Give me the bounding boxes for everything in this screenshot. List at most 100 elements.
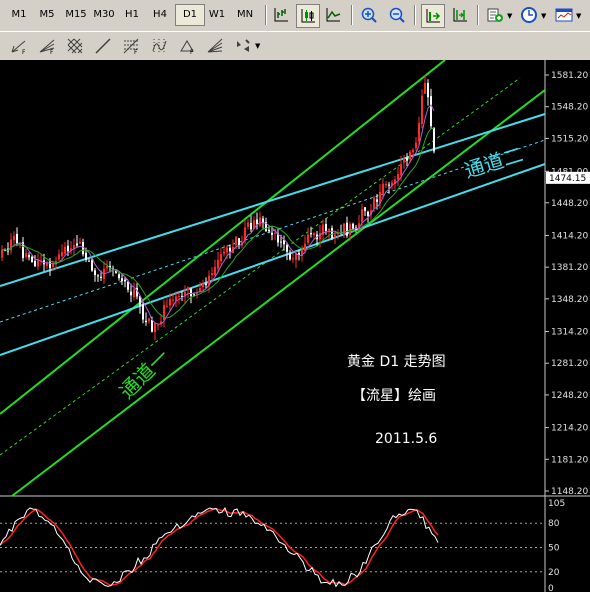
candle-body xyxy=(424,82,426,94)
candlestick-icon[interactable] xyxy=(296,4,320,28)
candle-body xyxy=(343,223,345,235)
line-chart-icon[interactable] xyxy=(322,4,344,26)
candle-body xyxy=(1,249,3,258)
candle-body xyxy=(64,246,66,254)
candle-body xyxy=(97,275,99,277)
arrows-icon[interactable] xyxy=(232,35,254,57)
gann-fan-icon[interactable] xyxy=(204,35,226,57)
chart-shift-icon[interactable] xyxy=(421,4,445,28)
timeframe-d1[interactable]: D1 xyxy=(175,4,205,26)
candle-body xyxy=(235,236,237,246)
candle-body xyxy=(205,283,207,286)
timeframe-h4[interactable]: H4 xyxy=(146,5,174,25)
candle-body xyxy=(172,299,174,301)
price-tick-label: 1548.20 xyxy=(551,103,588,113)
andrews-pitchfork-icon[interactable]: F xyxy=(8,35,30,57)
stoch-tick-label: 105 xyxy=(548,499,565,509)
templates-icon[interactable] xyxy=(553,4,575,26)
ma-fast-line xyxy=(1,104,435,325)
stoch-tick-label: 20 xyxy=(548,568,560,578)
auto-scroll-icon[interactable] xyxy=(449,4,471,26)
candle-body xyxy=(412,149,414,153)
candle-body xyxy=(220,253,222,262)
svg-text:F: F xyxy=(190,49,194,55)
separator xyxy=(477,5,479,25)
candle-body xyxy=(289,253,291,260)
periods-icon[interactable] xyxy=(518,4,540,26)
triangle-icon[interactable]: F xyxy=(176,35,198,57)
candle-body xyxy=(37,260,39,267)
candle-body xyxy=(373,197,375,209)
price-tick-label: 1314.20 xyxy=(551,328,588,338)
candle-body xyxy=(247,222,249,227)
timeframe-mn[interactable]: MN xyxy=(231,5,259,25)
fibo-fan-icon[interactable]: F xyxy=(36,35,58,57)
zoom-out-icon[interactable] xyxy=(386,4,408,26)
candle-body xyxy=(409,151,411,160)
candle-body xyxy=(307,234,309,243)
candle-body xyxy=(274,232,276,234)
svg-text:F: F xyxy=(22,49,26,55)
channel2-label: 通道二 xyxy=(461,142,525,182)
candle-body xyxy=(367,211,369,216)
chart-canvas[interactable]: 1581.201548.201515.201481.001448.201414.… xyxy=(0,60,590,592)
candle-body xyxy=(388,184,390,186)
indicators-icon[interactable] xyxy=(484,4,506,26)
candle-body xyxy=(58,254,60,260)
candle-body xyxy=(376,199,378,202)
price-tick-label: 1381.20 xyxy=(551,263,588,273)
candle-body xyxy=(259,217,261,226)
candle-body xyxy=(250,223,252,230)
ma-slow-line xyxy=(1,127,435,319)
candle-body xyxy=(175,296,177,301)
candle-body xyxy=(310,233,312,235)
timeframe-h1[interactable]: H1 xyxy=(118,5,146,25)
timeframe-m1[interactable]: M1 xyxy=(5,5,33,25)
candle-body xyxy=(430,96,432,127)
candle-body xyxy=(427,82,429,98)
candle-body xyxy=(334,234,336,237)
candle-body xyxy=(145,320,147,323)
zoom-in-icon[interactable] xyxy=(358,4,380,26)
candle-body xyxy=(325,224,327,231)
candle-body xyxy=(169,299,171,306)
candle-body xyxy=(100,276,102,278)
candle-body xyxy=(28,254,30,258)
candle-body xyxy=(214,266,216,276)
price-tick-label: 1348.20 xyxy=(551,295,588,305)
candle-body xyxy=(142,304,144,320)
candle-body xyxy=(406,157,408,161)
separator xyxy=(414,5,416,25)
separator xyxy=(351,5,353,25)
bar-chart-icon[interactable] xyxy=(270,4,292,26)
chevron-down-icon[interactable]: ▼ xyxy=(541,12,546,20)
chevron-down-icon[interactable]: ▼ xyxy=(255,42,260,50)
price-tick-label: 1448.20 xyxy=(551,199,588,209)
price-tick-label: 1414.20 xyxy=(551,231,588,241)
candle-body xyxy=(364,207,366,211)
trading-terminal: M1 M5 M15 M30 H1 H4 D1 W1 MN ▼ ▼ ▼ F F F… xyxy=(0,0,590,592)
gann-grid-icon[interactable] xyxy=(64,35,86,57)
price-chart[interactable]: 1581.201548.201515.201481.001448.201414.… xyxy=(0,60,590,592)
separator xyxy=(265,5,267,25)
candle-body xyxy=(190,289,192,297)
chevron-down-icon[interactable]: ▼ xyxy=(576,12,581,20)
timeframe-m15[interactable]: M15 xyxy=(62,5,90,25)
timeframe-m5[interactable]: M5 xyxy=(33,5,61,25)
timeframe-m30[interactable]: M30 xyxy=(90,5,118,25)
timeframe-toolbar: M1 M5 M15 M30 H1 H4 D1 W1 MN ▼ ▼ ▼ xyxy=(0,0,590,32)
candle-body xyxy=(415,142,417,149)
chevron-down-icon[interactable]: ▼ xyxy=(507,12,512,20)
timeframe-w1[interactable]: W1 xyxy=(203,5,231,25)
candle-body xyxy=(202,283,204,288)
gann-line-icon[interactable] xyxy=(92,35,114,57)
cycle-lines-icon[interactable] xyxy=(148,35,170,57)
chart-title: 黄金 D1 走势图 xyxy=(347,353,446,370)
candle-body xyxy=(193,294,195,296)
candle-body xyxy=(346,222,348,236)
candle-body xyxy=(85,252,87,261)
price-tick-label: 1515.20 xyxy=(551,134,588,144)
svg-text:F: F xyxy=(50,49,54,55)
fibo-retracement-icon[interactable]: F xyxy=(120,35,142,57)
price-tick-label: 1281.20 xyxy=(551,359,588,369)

..............................

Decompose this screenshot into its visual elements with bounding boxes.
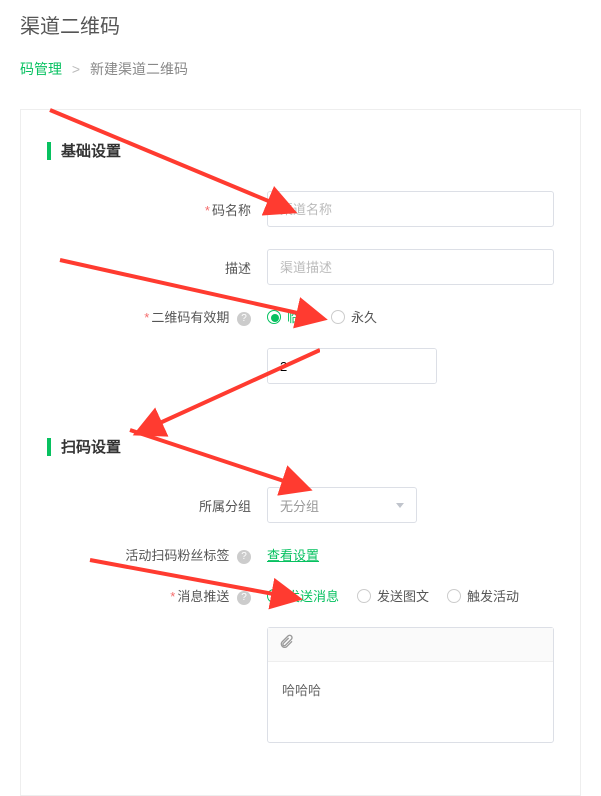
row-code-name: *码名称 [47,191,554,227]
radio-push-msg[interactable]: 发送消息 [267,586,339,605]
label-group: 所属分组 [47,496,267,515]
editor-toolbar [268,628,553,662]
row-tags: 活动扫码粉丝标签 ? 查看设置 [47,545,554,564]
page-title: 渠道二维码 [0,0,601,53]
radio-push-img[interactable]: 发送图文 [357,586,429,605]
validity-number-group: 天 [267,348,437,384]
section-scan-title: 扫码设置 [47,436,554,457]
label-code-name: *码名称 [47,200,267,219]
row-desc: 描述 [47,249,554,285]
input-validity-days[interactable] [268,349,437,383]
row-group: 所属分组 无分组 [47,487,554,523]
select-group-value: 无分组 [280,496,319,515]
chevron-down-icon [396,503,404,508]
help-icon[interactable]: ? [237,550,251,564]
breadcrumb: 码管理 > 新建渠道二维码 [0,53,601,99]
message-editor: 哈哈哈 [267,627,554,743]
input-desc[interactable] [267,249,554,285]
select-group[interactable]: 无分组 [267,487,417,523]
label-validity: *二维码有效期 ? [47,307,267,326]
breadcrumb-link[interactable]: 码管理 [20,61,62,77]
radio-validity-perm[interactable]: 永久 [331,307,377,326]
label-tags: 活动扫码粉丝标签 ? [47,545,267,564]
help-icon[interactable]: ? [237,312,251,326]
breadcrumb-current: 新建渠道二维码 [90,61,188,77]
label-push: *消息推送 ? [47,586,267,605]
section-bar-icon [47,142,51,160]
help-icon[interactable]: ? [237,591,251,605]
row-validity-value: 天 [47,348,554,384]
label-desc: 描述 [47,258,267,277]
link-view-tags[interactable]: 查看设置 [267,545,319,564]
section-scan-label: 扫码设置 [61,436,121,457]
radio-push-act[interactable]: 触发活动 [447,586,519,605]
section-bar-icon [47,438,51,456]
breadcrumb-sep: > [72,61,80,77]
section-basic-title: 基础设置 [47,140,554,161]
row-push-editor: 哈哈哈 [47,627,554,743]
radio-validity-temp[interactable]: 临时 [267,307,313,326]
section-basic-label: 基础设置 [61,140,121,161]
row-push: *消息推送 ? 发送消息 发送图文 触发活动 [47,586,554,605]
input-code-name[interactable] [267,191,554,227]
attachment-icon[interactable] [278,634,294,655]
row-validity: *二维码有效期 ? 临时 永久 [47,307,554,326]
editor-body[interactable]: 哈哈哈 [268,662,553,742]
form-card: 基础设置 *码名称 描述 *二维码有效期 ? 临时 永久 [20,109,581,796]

..............................

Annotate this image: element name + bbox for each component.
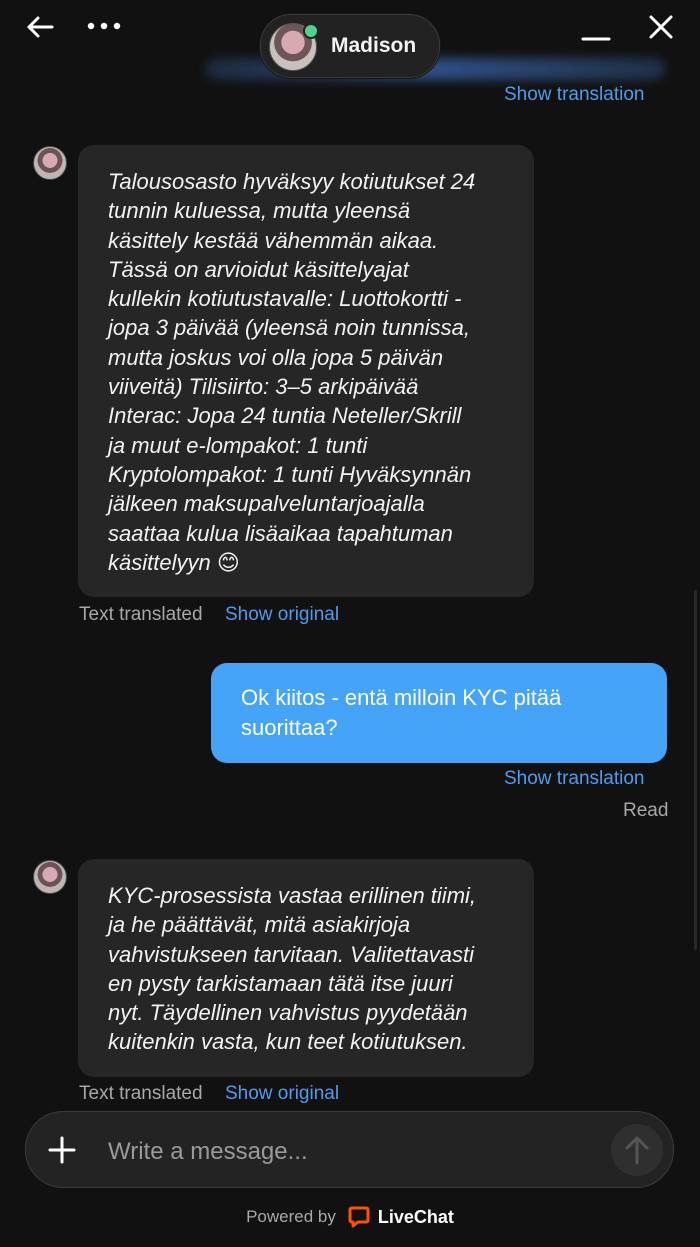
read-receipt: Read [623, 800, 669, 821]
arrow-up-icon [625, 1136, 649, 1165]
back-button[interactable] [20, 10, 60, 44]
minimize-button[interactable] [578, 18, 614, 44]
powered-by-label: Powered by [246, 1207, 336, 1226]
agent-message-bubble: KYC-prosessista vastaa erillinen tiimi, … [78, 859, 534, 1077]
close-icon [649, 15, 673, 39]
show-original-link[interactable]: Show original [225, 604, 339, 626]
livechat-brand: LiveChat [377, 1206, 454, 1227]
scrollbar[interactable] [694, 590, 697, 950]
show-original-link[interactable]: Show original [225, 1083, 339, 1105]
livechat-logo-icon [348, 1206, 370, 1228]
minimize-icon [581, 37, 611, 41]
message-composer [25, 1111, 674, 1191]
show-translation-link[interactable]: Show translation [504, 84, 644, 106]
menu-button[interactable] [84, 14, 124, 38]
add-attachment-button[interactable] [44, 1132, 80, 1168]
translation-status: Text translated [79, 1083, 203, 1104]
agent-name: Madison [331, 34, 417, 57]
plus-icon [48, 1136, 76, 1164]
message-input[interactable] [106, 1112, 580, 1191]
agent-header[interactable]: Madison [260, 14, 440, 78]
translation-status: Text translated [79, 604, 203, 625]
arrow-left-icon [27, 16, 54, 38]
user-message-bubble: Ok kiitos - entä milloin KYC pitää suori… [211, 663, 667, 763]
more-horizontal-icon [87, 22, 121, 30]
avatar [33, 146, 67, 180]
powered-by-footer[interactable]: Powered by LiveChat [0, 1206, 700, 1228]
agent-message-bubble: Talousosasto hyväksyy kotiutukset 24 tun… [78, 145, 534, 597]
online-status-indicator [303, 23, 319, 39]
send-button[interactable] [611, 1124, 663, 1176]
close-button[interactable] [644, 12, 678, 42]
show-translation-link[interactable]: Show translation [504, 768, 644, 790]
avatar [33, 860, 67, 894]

..............................

* Required work: Can you give everything from the row containing "Annotate this image: element" down to the row containing "avatar [33, 860, 67, 894]" as a Markdown table with the columns Number and Text, skipping blank lines? Leave the pictures out.

* Solution for this problem:
| Number | Text |
|---|---|
| 1 | Annotate this image: element name + bbox for each component. |
| 2 | read-receipt: Read [623, 800, 669, 821] |
| 3 | arrow-up-icon [625, 1136, 649, 1165] |
| 4 | back-button[interactable] [20, 10, 60, 44] |
| 5 | minimize-button[interactable] [578, 18, 614, 44] |
| 6 | powered-by-label: Powered by [246, 1207, 336, 1226] |
| 7 | agent-message-bubble: KYC-prosessista vastaa erillinen tiimi, … [78, 859, 534, 1077] |
| 8 | close-icon [649, 15, 673, 39] |
| 9 | show-original-link[interactable]: Show original [225, 604, 339, 626] |
| 10 | livechat-brand: LiveChat [377, 1206, 454, 1227] |
| 11 | scrollbar[interactable] [694, 590, 697, 950] |
| 12 | show-original-link[interactable]: Show original [225, 1083, 339, 1105] |
| 13 | livechat-logo-icon [348, 1206, 370, 1228] |
| 14 | minimize-icon [581, 37, 611, 41] |
| 15 | message-composer [25, 1111, 674, 1191] |
| 16 | show-translation-link[interactable]: Show translation [504, 84, 644, 106] |
| 17 | menu-button[interactable] [84, 14, 124, 38] |
| 18 | add-attachment-button[interactable] [44, 1132, 80, 1168] |
| 19 | translation-status: Text translated [79, 1083, 203, 1104] |
| 20 | agent-name: Madison [331, 34, 417, 57] |
| 21 | plus-icon [48, 1136, 76, 1164] |
| 22 | message-input[interactable] [106, 1112, 580, 1191] |
| 23 | agent-header[interactable]: Madison [260, 14, 440, 78] |
| 24 | translation-status: Text translated [79, 604, 203, 625] |
| 25 | arrow-left-icon [27, 16, 54, 38] |
| 26 | user-message-bubble: Ok kiitos - entä milloin KYC pitää suori… [211, 663, 667, 763] |
| 27 | more-horizontal-icon [87, 22, 121, 30] |
| 28 | avatar [33, 146, 67, 180] |
| 29 | powered-by-footer[interactable]: Powered by LiveChat [0, 1206, 700, 1228] |
| 30 | agent-message-bubble: Talousosasto hyväksyy kotiutukset 24 tun… [78, 145, 534, 597] |
| 31 | online-status-indicator [303, 23, 319, 39] |
| 32 | send-button[interactable] [611, 1124, 663, 1176] |
| 33 | close-button[interactable] [644, 12, 678, 42] |
| 34 | show-translation-link[interactable]: Show translation [504, 768, 644, 790] |
| 35 | avatar [33, 860, 67, 894] |